▸ **Requirements**
From the listing below, return each line that includes "Registry".

▸ **Items**
start
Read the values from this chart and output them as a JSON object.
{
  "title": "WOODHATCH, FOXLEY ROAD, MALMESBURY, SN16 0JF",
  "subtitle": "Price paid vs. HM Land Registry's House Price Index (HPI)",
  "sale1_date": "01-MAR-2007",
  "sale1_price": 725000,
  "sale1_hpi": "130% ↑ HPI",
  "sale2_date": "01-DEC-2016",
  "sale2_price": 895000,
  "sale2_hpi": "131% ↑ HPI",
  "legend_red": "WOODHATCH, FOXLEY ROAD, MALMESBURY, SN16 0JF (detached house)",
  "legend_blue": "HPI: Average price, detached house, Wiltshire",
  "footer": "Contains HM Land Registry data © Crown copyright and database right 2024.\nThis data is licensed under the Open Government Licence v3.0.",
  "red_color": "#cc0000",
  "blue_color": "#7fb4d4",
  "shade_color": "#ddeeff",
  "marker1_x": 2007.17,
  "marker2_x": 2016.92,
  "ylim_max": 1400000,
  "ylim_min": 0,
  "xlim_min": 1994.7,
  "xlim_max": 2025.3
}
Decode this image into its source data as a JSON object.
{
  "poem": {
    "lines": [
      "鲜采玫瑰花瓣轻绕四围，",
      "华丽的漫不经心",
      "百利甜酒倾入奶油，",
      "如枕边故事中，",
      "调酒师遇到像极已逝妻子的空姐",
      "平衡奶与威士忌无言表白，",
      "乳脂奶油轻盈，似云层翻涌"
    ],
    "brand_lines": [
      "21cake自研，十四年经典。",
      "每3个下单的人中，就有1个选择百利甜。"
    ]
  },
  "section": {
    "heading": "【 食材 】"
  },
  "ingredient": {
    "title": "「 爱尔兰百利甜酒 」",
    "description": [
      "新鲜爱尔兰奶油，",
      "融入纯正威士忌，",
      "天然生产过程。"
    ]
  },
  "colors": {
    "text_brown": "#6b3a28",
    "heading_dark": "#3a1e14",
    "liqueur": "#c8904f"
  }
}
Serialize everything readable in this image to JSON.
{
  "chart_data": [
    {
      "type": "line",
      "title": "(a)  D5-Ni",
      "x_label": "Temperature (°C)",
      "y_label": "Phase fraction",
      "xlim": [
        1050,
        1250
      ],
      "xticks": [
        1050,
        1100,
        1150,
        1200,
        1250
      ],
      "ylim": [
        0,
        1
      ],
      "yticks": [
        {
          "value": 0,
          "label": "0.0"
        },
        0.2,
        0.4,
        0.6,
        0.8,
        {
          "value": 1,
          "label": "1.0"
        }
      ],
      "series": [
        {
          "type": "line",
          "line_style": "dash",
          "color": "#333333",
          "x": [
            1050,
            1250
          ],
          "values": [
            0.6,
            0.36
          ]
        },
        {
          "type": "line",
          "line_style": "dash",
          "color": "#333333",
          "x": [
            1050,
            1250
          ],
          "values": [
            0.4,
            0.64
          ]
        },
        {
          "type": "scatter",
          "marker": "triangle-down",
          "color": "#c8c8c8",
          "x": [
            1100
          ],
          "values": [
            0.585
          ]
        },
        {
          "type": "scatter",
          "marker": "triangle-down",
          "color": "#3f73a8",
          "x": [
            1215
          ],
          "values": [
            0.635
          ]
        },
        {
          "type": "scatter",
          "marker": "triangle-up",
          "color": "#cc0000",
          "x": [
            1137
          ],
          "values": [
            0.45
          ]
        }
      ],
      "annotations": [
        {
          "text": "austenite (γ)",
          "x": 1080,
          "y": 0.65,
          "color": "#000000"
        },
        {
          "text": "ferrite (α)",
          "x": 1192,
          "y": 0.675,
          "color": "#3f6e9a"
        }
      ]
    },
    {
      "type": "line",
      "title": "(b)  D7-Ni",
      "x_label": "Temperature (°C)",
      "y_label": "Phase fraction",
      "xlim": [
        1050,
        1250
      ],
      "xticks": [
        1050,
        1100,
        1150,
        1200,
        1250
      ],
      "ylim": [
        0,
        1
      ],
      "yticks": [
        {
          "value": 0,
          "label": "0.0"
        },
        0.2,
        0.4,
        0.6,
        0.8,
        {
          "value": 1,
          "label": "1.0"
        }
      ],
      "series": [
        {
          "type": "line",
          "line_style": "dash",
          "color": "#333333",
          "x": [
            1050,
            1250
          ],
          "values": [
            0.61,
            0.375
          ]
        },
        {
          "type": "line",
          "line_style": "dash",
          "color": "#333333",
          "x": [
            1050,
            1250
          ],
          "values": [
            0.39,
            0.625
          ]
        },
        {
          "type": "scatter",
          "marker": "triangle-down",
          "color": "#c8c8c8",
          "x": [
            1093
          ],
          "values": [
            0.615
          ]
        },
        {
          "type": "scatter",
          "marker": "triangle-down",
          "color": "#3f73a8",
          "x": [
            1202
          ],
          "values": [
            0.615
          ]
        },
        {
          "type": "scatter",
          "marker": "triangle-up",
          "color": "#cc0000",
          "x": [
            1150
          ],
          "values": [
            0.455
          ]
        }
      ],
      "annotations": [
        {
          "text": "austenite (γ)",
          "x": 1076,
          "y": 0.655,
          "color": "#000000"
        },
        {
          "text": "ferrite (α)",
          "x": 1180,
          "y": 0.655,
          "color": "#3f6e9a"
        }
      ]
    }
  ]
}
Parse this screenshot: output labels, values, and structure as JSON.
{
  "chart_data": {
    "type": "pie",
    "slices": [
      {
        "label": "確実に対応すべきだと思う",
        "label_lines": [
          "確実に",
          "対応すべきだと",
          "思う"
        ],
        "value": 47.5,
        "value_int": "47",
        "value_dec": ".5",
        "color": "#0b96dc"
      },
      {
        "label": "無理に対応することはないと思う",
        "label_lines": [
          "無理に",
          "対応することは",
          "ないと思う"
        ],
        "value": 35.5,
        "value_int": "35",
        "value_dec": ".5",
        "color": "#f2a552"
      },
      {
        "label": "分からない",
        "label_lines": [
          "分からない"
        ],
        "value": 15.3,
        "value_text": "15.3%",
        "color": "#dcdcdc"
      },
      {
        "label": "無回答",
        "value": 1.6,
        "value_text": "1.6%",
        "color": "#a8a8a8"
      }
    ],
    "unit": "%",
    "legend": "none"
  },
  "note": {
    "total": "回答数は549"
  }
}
end
start
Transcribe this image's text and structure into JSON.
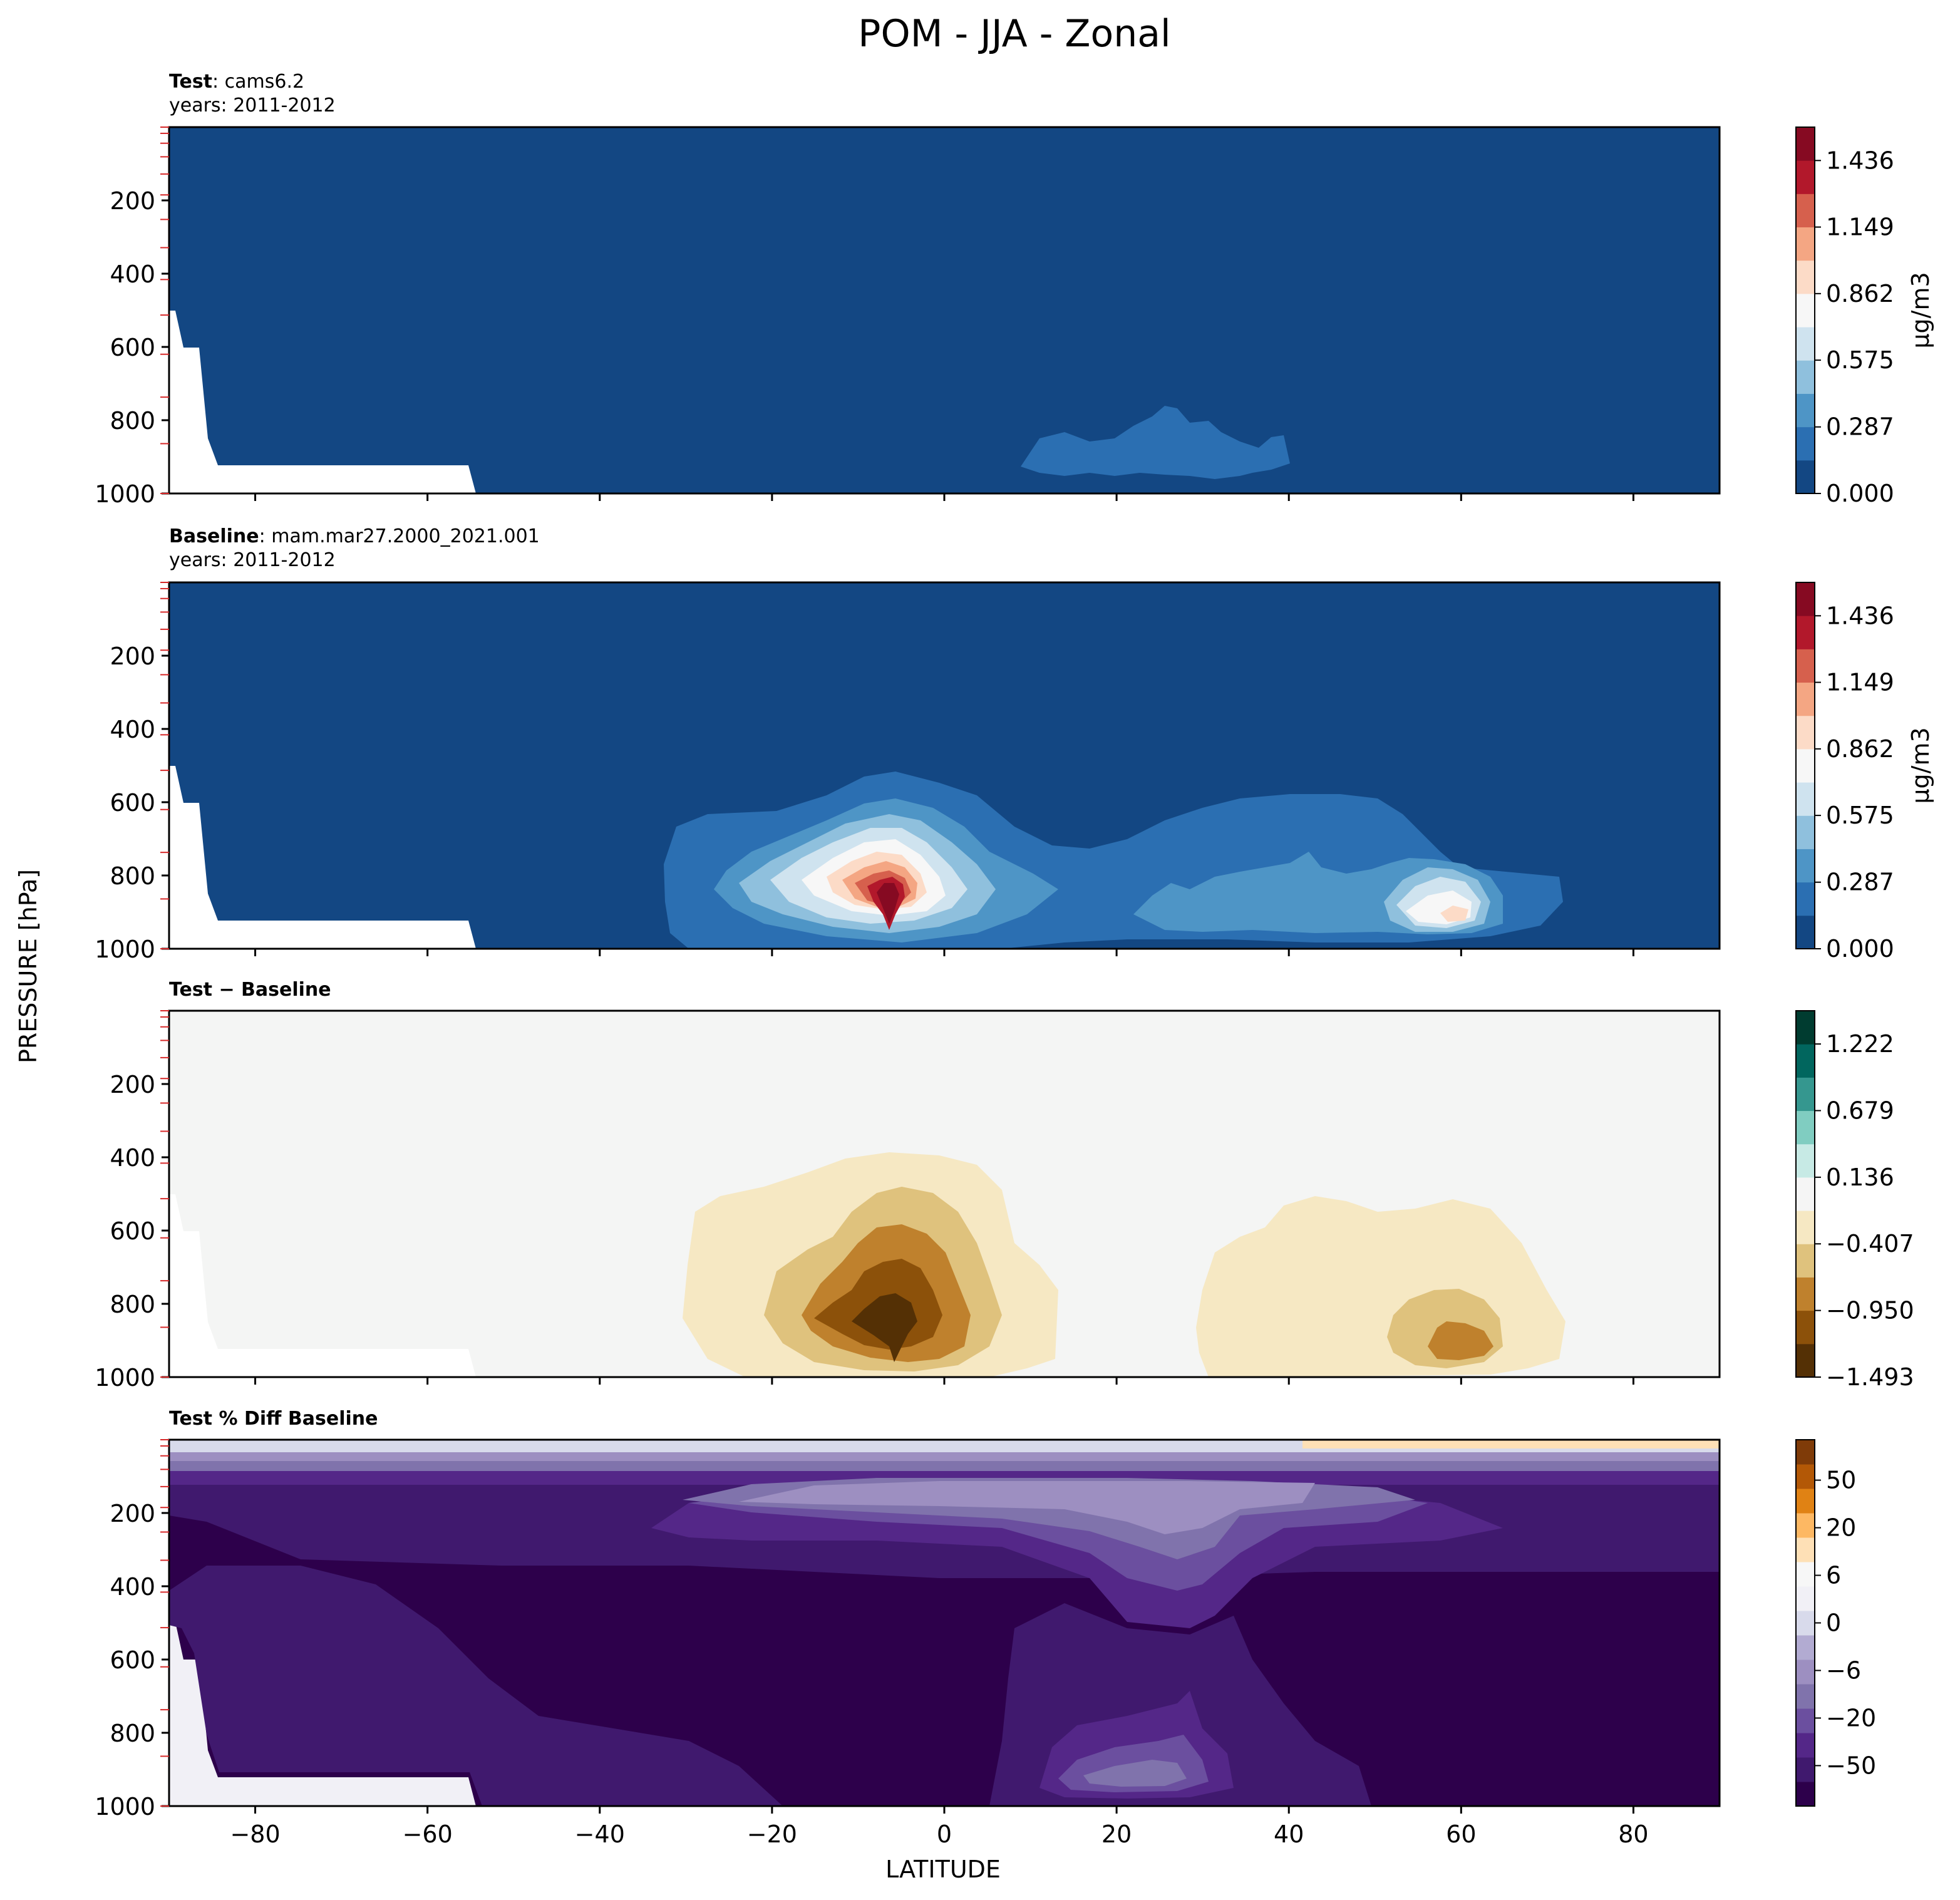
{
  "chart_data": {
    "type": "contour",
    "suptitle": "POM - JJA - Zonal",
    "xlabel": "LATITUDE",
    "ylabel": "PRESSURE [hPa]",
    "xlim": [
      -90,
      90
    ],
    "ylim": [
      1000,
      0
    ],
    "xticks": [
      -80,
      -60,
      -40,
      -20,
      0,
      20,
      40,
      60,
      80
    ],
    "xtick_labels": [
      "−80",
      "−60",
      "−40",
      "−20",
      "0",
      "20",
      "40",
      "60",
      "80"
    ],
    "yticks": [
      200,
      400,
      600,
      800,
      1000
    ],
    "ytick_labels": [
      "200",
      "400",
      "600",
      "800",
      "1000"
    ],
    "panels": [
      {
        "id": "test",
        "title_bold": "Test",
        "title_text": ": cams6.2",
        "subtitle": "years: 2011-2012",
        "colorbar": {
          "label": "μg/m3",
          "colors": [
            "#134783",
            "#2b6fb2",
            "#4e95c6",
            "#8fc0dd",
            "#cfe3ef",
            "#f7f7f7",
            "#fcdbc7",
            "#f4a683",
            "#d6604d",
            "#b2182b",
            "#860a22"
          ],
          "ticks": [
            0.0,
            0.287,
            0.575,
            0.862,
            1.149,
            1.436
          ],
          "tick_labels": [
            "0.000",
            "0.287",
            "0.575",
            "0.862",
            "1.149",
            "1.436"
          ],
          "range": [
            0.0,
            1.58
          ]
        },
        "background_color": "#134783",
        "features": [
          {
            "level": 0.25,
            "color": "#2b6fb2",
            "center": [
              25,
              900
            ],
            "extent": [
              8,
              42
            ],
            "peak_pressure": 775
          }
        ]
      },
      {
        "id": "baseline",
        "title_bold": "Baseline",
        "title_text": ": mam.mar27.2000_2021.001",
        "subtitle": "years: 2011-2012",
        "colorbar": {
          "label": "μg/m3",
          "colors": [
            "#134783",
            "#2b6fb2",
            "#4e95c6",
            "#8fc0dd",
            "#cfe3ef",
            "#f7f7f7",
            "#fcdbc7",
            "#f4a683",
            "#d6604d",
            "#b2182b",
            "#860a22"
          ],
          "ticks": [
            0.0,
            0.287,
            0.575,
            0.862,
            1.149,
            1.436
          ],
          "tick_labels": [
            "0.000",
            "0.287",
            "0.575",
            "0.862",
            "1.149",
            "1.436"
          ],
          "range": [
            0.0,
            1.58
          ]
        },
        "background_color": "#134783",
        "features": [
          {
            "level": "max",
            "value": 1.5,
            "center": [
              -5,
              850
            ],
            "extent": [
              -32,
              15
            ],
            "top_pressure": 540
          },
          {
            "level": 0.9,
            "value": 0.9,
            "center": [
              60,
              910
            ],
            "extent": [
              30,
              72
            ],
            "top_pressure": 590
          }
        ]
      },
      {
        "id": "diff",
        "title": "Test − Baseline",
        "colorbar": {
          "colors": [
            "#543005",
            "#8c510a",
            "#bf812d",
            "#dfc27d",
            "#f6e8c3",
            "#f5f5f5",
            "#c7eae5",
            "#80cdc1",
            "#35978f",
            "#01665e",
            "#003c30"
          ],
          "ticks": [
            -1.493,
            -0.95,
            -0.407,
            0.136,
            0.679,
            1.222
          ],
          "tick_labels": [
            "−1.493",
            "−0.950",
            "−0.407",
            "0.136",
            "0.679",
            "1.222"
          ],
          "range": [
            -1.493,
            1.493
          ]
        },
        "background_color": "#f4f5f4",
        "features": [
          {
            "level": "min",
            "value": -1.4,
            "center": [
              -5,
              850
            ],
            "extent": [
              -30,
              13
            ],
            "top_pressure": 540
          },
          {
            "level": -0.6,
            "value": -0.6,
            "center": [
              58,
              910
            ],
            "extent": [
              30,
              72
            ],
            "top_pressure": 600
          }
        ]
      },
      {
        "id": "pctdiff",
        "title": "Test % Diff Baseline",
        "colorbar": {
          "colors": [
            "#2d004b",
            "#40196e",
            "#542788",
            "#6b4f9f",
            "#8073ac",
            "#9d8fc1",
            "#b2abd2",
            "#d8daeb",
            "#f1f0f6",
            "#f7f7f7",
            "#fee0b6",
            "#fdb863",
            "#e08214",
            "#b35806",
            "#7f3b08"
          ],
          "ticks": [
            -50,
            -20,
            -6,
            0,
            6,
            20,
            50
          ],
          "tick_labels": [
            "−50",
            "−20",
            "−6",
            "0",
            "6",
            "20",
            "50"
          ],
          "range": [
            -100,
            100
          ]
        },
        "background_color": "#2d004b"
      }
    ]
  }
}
end
start
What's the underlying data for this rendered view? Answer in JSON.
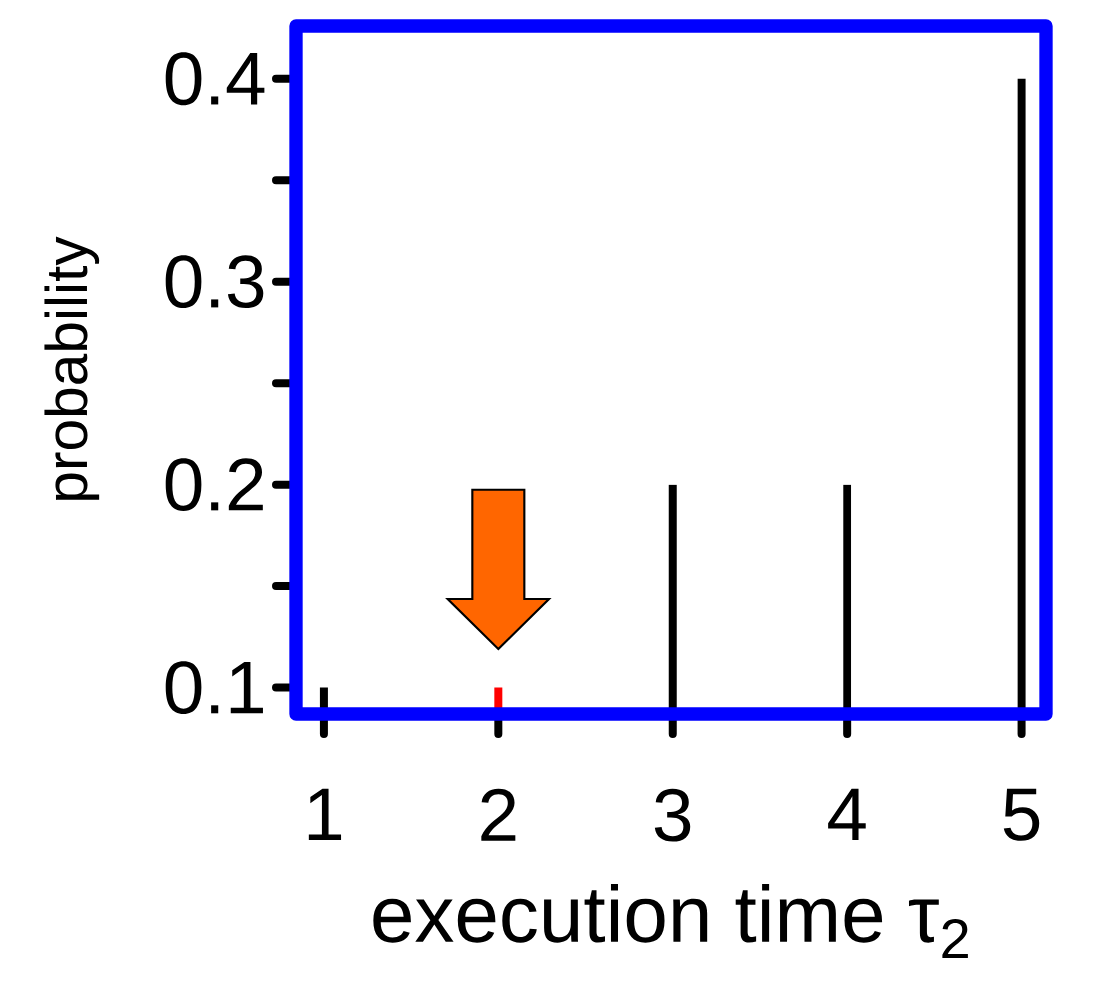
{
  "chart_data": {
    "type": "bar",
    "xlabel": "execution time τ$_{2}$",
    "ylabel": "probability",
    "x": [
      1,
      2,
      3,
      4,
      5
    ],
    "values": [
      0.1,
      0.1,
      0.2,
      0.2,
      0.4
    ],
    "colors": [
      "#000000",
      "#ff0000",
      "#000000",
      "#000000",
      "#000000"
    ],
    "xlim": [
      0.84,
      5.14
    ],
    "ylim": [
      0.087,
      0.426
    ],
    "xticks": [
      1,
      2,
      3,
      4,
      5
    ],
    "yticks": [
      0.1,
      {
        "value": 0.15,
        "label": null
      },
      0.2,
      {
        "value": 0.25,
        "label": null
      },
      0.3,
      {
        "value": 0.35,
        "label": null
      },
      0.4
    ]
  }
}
end
▸ **Exercise response**
  "subtitle": "Price paid vs. HM Land Registry's House Price Index (HPI)",
  "footer": "Contains HM Land Registry data © Crown copyright and database right 2024.\nThis data is licensed under the Open Government Licence v3.0.",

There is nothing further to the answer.